═════ EXTRACTED ENTRIES
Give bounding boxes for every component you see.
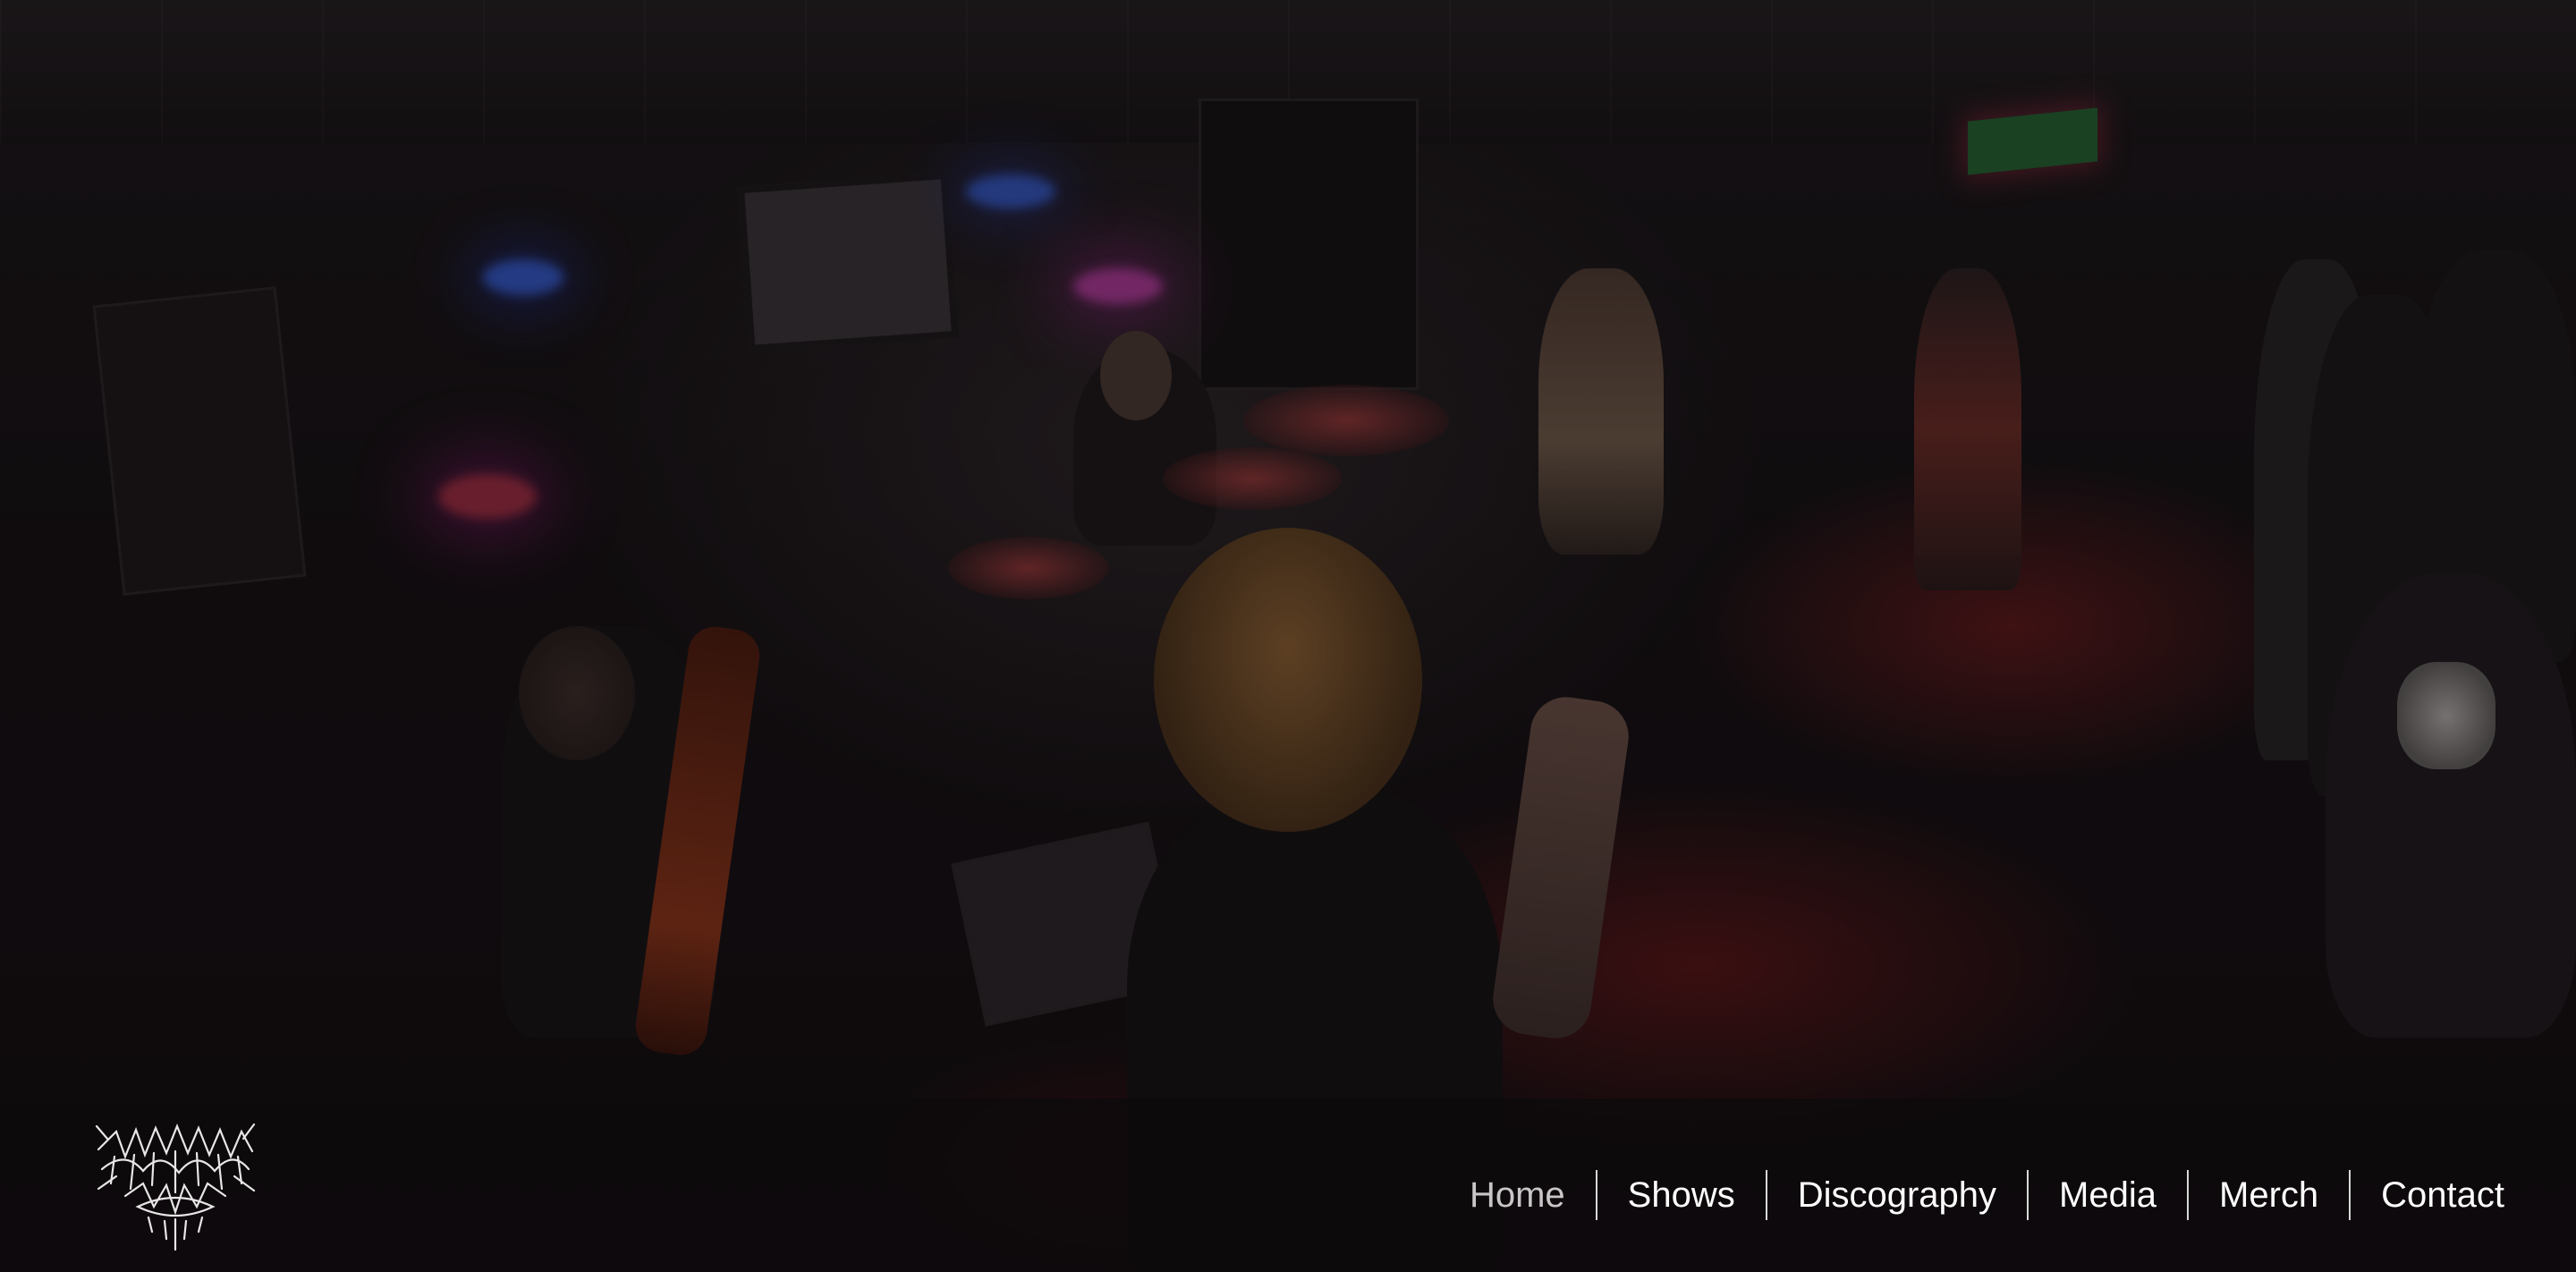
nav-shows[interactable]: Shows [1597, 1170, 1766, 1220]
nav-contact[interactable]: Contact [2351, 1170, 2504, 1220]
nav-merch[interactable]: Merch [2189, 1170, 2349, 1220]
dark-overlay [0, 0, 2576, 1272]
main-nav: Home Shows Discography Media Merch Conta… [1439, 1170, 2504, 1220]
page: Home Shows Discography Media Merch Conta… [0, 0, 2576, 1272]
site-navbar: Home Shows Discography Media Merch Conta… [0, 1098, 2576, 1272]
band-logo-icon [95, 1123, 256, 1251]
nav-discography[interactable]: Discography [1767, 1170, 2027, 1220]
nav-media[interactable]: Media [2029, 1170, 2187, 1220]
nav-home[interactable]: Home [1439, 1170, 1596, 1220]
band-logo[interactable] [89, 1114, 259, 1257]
══════════
DIRECTIONS:
Copy out all of the records again, swapping each "interactable" for "clickable" and changing nothing else. Leave the pictures out.

RESPONSE TO THE TASK:
Give bounding boxes for every component you see.
nav-shows[clickable]: Shows [1597, 1170, 1766, 1220]
nav-contact[clickable]: Contact [2351, 1170, 2504, 1220]
nav-merch[clickable]: Merch [2189, 1170, 2349, 1220]
dark-overlay [0, 0, 2576, 1272]
main-nav: Home Shows Discography Media Merch Conta… [1439, 1170, 2504, 1220]
page: Home Shows Discography Media Merch Conta… [0, 0, 2576, 1272]
site-navbar: Home Shows Discography Media Merch Conta… [0, 1098, 2576, 1272]
band-logo-icon [95, 1123, 256, 1251]
nav-discography[clickable]: Discography [1767, 1170, 2027, 1220]
nav-media[clickable]: Media [2029, 1170, 2187, 1220]
nav-home[clickable]: Home [1439, 1170, 1596, 1220]
band-logo[clickable] [89, 1114, 259, 1257]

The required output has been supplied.